THE REQUEST — Give back the full listing verbatim, apart from its images.

%%

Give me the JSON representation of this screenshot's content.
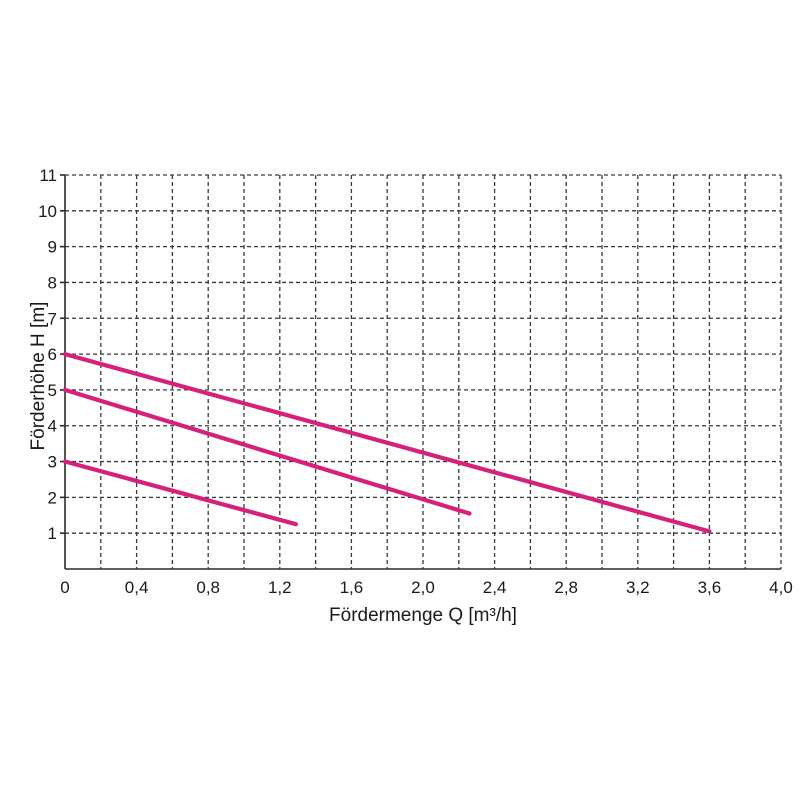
{
  "chart_data": {
    "type": "line",
    "xlabel": "Fördermenge Q [m³/h]",
    "ylabel": "Förderhöhe H [m]",
    "xlim": [
      0,
      4.0
    ],
    "ylim": [
      0,
      11
    ],
    "x_ticks": [
      "0",
      "0,4",
      "0,8",
      "1,2",
      "1,6",
      "2,0",
      "2,4",
      "2,8",
      "3,2",
      "3,6",
      "4,0"
    ],
    "x_tick_values": [
      0,
      0.4,
      0.8,
      1.2,
      1.6,
      2.0,
      2.4,
      2.8,
      3.2,
      3.6,
      4.0
    ],
    "y_ticks": [
      "1",
      "2",
      "3",
      "4",
      "5",
      "6",
      "7",
      "8",
      "9",
      "10",
      "11"
    ],
    "y_tick_values": [
      1,
      2,
      3,
      4,
      5,
      6,
      7,
      8,
      9,
      10,
      11
    ],
    "grid": true,
    "grid_style": "dashed",
    "line_color": "#d6207a",
    "series": [
      {
        "points": [
          [
            0,
            6.0
          ],
          [
            3.6,
            1.05
          ]
        ]
      },
      {
        "points": [
          [
            0,
            5.0
          ],
          [
            2.26,
            1.55
          ]
        ]
      },
      {
        "points": [
          [
            0,
            3.0
          ],
          [
            1.29,
            1.25
          ]
        ]
      }
    ]
  }
}
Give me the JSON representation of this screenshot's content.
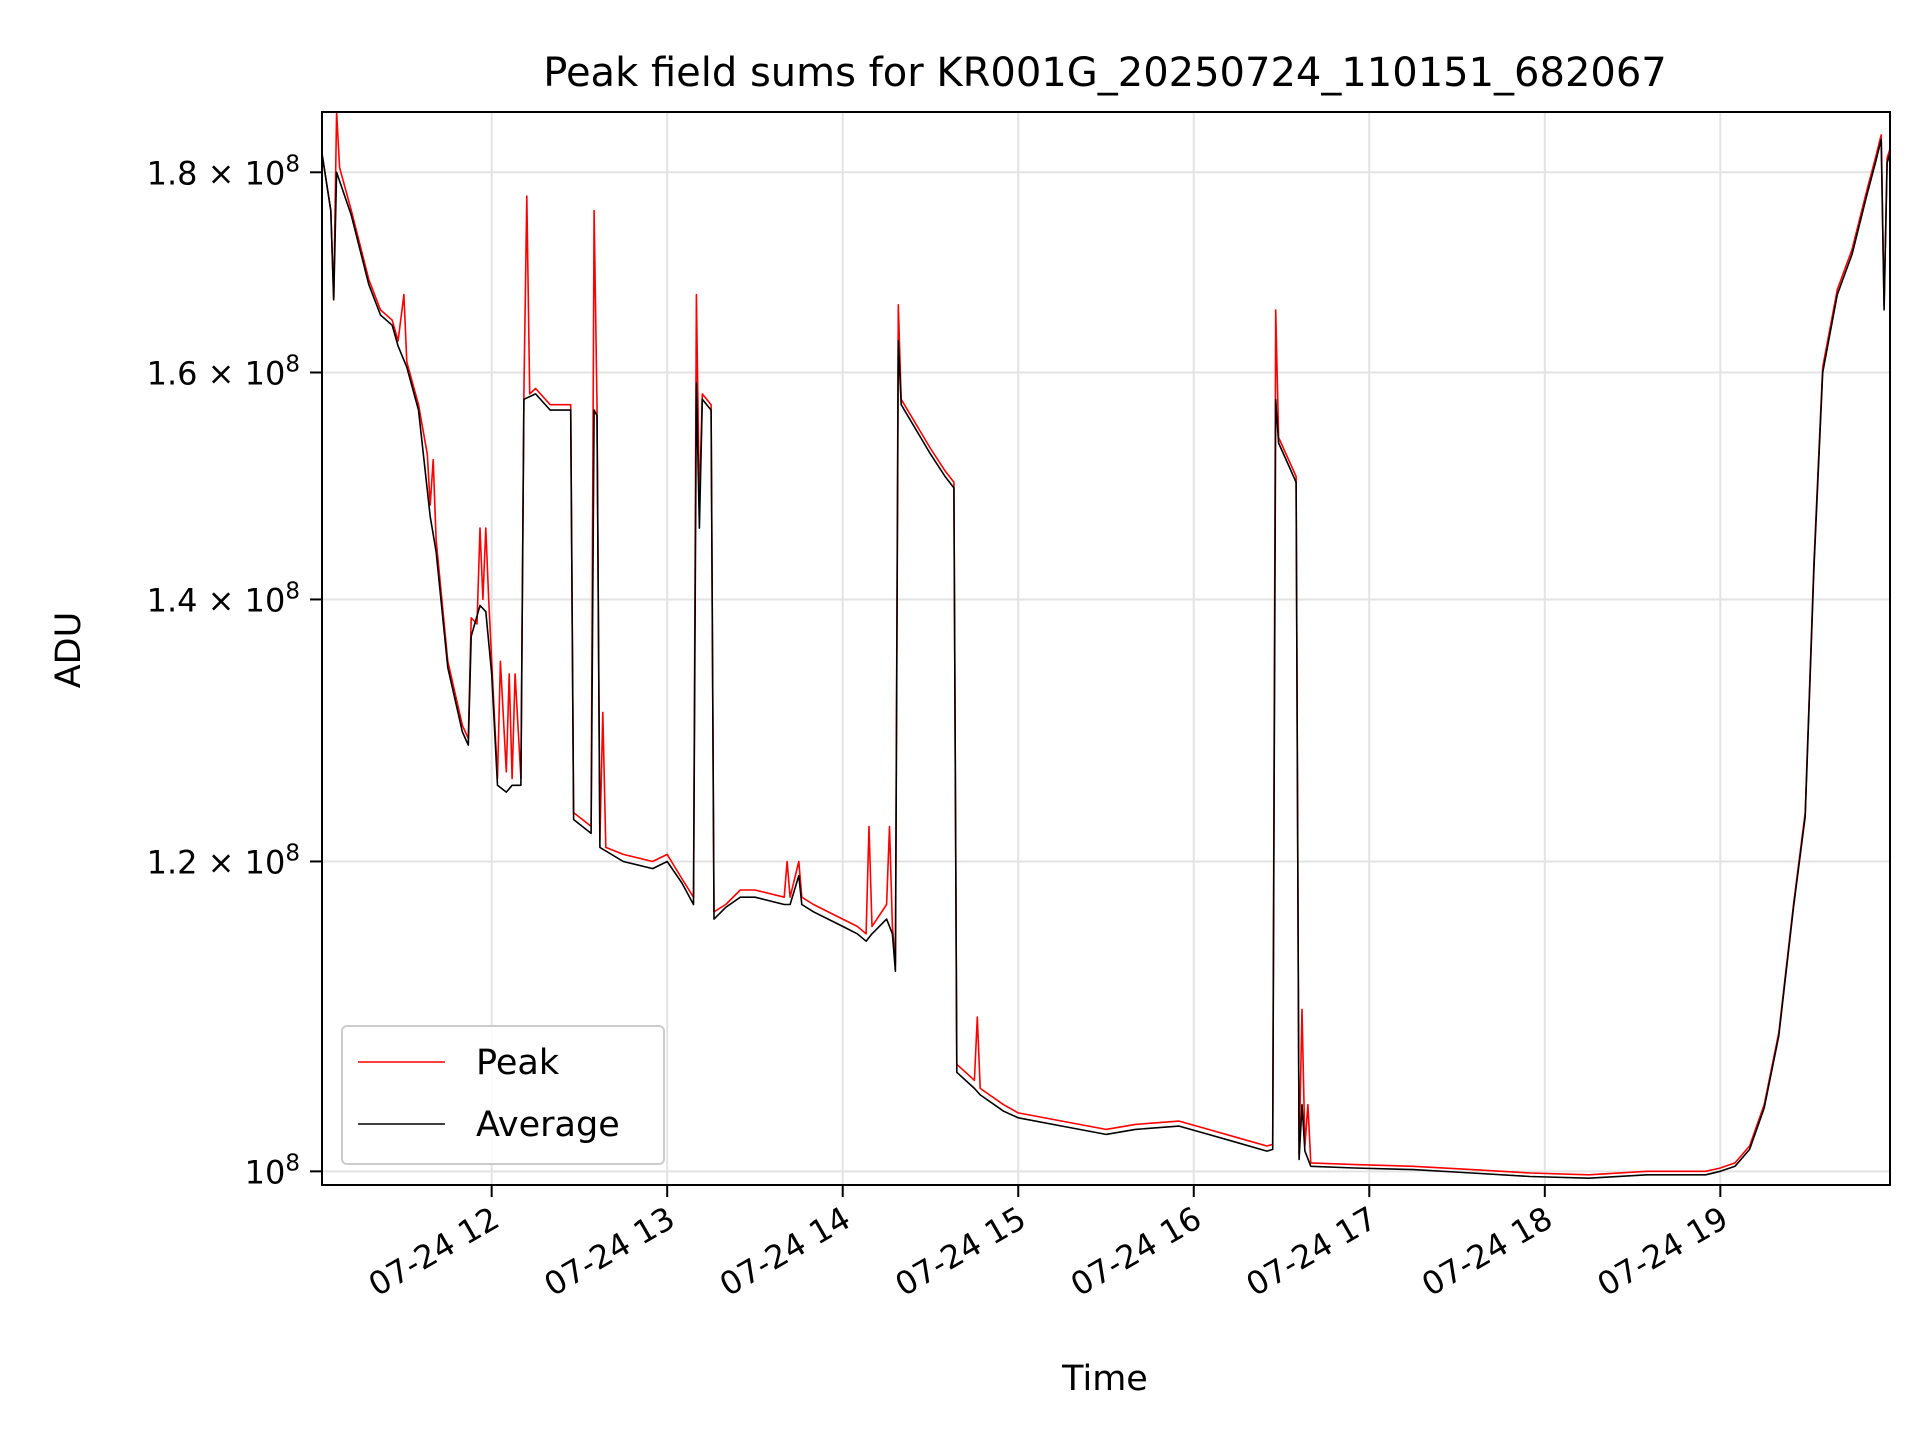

%%

RESULT OF THE TASK —
Give me the JSON representation of this screenshot's content.
{
  "chart_data": {
    "type": "line",
    "xlabel": "Fördermenge Q [m³/h]",
    "ylabel": "Förderhöhe H [m]",
    "xlim": [
      0,
      4.0
    ],
    "ylim": [
      0,
      11
    ],
    "x_ticks": [
      "0",
      "0,4",
      "0,8",
      "1,2",
      "1,6",
      "2,0",
      "2,4",
      "2,8",
      "3,2",
      "3,6",
      "4,0"
    ],
    "x_tick_values": [
      0,
      0.4,
      0.8,
      1.2,
      1.6,
      2.0,
      2.4,
      2.8,
      3.2,
      3.6,
      4.0
    ],
    "y_ticks": [
      "1",
      "2",
      "3",
      "4",
      "5",
      "6",
      "7",
      "8",
      "9",
      "10",
      "11"
    ],
    "y_tick_values": [
      1,
      2,
      3,
      4,
      5,
      6,
      7,
      8,
      9,
      10,
      11
    ],
    "grid": true,
    "grid_style": "dashed",
    "line_color": "#d6207a",
    "series": [
      {
        "points": [
          [
            0,
            6.0
          ],
          [
            3.6,
            1.05
          ]
        ]
      },
      {
        "points": [
          [
            0,
            5.0
          ],
          [
            2.26,
            1.55
          ]
        ]
      },
      {
        "points": [
          [
            0,
            3.0
          ],
          [
            1.29,
            1.25
          ]
        ]
      }
    ]
  }
}
Give me the JSON representation of this screenshot's content.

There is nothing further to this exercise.